Return each entry exactly, with none missing.

------ Information shown ------

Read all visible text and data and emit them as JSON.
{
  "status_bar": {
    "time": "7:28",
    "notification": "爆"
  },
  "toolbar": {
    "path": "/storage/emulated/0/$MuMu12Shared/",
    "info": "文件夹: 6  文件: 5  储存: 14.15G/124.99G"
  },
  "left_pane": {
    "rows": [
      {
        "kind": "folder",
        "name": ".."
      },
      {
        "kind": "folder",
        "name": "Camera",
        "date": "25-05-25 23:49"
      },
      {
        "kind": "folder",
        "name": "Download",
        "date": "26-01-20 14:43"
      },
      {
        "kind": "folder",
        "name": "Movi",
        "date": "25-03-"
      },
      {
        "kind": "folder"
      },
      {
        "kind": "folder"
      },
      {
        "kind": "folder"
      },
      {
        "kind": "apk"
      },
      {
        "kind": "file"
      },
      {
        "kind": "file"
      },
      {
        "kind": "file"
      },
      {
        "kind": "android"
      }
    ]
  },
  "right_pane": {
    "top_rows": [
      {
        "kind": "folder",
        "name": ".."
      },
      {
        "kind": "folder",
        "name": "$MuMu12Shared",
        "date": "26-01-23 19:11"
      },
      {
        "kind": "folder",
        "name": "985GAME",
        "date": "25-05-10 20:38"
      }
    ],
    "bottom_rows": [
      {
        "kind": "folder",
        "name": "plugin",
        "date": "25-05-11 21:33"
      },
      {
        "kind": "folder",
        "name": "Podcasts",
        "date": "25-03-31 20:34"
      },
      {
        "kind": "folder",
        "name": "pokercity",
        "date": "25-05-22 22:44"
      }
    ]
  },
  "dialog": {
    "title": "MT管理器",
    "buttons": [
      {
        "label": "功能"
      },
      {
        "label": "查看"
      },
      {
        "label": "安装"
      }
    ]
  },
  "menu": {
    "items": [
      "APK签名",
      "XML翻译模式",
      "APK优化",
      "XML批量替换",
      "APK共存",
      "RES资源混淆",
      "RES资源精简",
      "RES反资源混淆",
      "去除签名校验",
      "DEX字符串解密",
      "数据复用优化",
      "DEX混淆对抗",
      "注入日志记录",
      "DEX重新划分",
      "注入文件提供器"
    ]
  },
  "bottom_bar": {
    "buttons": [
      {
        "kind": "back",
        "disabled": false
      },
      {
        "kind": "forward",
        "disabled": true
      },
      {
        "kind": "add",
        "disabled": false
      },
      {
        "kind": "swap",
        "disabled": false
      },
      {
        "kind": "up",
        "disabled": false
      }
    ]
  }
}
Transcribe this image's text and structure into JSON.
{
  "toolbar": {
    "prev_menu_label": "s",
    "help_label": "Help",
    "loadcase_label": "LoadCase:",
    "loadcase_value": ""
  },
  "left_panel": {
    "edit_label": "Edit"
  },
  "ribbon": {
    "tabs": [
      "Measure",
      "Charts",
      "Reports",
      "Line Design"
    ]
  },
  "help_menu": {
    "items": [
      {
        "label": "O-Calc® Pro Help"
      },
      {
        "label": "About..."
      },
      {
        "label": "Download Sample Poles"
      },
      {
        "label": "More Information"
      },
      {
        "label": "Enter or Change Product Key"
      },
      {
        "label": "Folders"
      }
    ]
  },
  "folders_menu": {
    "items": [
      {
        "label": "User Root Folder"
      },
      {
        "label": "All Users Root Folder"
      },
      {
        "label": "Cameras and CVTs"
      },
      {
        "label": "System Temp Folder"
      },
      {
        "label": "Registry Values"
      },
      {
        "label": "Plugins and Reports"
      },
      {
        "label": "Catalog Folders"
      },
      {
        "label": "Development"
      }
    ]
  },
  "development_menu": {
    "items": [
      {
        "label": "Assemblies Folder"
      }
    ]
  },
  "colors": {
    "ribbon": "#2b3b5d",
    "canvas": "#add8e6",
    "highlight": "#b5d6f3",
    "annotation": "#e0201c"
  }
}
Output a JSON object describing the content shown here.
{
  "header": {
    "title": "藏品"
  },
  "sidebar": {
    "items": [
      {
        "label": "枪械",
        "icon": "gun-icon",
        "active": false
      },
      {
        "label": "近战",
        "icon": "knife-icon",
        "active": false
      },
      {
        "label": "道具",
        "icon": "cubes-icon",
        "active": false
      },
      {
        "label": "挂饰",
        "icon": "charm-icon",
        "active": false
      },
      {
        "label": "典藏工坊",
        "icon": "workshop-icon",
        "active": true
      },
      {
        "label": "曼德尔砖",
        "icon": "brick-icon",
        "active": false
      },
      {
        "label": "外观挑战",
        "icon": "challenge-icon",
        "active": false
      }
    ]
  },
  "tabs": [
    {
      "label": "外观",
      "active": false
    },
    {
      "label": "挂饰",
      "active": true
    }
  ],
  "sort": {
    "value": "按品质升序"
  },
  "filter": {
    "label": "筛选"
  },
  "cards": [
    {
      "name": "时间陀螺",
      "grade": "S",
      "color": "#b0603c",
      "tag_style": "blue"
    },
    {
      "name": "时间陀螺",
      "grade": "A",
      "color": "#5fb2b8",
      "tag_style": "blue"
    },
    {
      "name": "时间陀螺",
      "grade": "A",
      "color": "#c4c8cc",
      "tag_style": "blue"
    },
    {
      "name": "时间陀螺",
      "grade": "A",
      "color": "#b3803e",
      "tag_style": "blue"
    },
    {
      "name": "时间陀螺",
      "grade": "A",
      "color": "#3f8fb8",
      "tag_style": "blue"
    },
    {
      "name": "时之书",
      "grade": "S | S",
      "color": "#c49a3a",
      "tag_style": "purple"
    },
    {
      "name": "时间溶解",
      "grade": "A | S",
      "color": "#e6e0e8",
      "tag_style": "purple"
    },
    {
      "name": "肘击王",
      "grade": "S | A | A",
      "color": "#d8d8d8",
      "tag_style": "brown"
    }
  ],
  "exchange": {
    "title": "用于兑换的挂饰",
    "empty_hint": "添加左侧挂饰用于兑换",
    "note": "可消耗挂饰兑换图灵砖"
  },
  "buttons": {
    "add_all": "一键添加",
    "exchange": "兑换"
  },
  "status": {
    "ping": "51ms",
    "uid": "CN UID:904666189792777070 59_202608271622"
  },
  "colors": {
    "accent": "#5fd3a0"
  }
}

------

## Complete response
Read all visible text and data and emit them as JSON.
{
  "status_bar": {
    "time": "7:28",
    "notification": "爆"
  },
  "toolbar": {
    "path": "/storage/emulated/0/$MuMu12Shared/",
    "info": "文件夹: 6  文件: 5  储存: 14.15G/124.99G"
  },
  "left_pane": {
    "rows": [
      {
        "kind": "folder",
        "name": ".."
      },
      {
        "kind": "folder",
        "name": "Camera",
        "date": "25-05-25 23:49"
      },
      {
        "kind": "folder",
        "name": "Download",
        "date": "26-01-20 14:43"
      },
      {
        "kind": "folder",
        "name": "Movi",
        "date": "25-03-"
      },
      {
        "kind": "folder"
      },
      {
        "kind": "folder"
      },
      {
        "kind": "folder"
      },
      {
        "kind": "apk"
      },
      {
        "kind": "file"
      },
      {
        "kind": "file"
      },
      {
        "kind": "file"
      },
      {
        "kind": "android"
      }
    ]
  },
  "right_pane": {
    "top_rows": [
      {
        "kind": "folder",
        "name": ".."
      },
      {
        "kind": "folder",
        "name": "$MuMu12Shared",
        "date": "26-01-23 19:11"
      },
      {
        "kind": "folder",
        "name": "985GAME",
        "date": "25-05-10 20:38"
      }
    ],
    "bottom_rows": [
      {
        "kind": "folder",
        "name": "plugin",
        "date": "25-05-11 21:33"
      },
      {
        "kind": "folder",
        "name": "Podcasts",
        "date": "25-03-31 20:34"
      },
      {
        "kind": "folder",
        "name": "pokercity",
        "date": "25-05-22 22:44"
      }
    ]
  },
  "dialog": {
    "title": "MT管理器",
    "buttons": [
      {
        "label": "功能"
      },
      {
        "label": "查看"
      },
      {
        "label": "安装"
      }
    ]
  },
  "menu": {
    "items": [
      "APK签名",
      "XML翻译模式",
      "APK优化",
      "XML批量替换",
      "APK共存",
      "RES资源混淆",
      "RES资源精简",
      "RES反资源混淆",
      "去除签名校验",
      "DEX字符串解密",
      "数据复用优化",
      "DEX混淆对抗",
      "注入日志记录",
      "DEX重新划分",
      "注入文件提供器"
    ]
  },
  "bottom_bar": {
    "buttons": [
      {
        "kind": "back",
        "disabled": false
      },
      {
        "kind": "forward",
        "disabled": true
      },
      {
        "kind": "add",
        "disabled": false
      },
      {
        "kind": "swap",
        "disabled": false
      },
      {
        "kind": "up",
        "disabled": false
      }
    ]
  }
}
Transcribe this image's text and structure into JSON.
{
  "toolbar": {
    "prev_menu_label": "s",
    "help_label": "Help",
    "loadcase_label": "LoadCase:",
    "loadcase_value": ""
  },
  "left_panel": {
    "edit_label": "Edit"
  },
  "ribbon": {
    "tabs": [
      "Measure",
      "Charts",
      "Reports",
      "Line Design"
    ]
  },
  "help_menu": {
    "items": [
      {
        "label": "O-Calc® Pro Help"
      },
      {
        "label": "About..."
      },
      {
        "label": "Download Sample Poles"
      },
      {
        "label": "More Information"
      },
      {
        "label": "Enter or Change Product Key"
      },
      {
        "label": "Folders"
      }
    ]
  },
  "folders_menu": {
    "items": [
      {
        "label": "User Root Folder"
      },
      {
        "label": "All Users Root Folder"
      },
      {
        "label": "Cameras and CVTs"
      },
      {
        "label": "System Temp Folder"
      },
      {
        "label": "Registry Values"
      },
      {
        "label": "Plugins and Reports"
      },
      {
        "label": "Catalog Folders"
      },
      {
        "label": "Development"
      }
    ]
  },
  "development_menu": {
    "items": [
      {
        "label": "Assemblies Folder"
      }
    ]
  },
  "colors": {
    "ribbon": "#2b3b5d",
    "canvas": "#add8e6",
    "highlight": "#b5d6f3",
    "annotation": "#e0201c"
  }
}
Output a JSON object describing the content shown here.
{
  "header": {
    "title": "藏品"
  },
  "sidebar": {
    "items": [
      {
        "label": "枪械",
        "icon": "gun-icon",
        "active": false
      },
      {
        "label": "近战",
        "icon": "knife-icon",
        "active": false
      },
      {
        "label": "道具",
        "icon": "cubes-icon",
        "active": false
      },
      {
        "label": "挂饰",
        "icon": "charm-icon",
        "active": false
      },
      {
        "label": "典藏工坊",
        "icon": "workshop-icon",
        "active": true
      },
      {
        "label": "曼德尔砖",
        "icon": "brick-icon",
        "active": false
      },
      {
        "label": "外观挑战",
        "icon": "challenge-icon",
        "active": false
      }
    ]
  },
  "tabs": [
    {
      "label": "外观",
      "active": false
    },
    {
      "label": "挂饰",
      "active": true
    }
  ],
  "sort": {
    "value": "按品质升序"
  },
  "filter": {
    "label": "筛选"
  },
  "cards": [
    {
      "name": "时间陀螺",
      "grade": "S",
      "color": "#b0603c",
      "tag_style": "blue"
    },
    {
      "name": "时间陀螺",
      "grade": "A",
      "color": "#5fb2b8",
      "tag_style": "blue"
    },
    {
      "name": "时间陀螺",
      "grade": "A",
      "color": "#c4c8cc",
      "tag_style": "blue"
    },
    {
      "name": "时间陀螺",
      "grade": "A",
      "color": "#b3803e",
      "tag_style": "blue"
    },
    {
      "name": "时间陀螺",
      "grade": "A",
      "color": "#3f8fb8",
      "tag_style": "blue"
    },
    {
      "name": "时之书",
      "grade": "S | S",
      "color": "#c49a3a",
      "tag_style": "purple"
    },
    {
      "name": "时间溶解",
      "grade": "A | S",
      "color": "#e6e0e8",
      "tag_style": "purple"
    },
    {
      "name": "肘击王",
      "grade": "S | A | A",
      "color": "#d8d8d8",
      "tag_style": "brown"
    }
  ],
  "exchange": {
    "title": "用于兑换的挂饰",
    "empty_hint": "添加左侧挂饰用于兑换",
    "note": "可消耗挂饰兑换图灵砖"
  },
  "buttons": {
    "add_all": "一键添加",
    "exchange": "兑换"
  },
  "status": {
    "ping": "51ms",
    "uid": "CN UID:904666189792777070 59_202608271622"
  },
  "colors": {
    "accent": "#5fd3a0"
  }
}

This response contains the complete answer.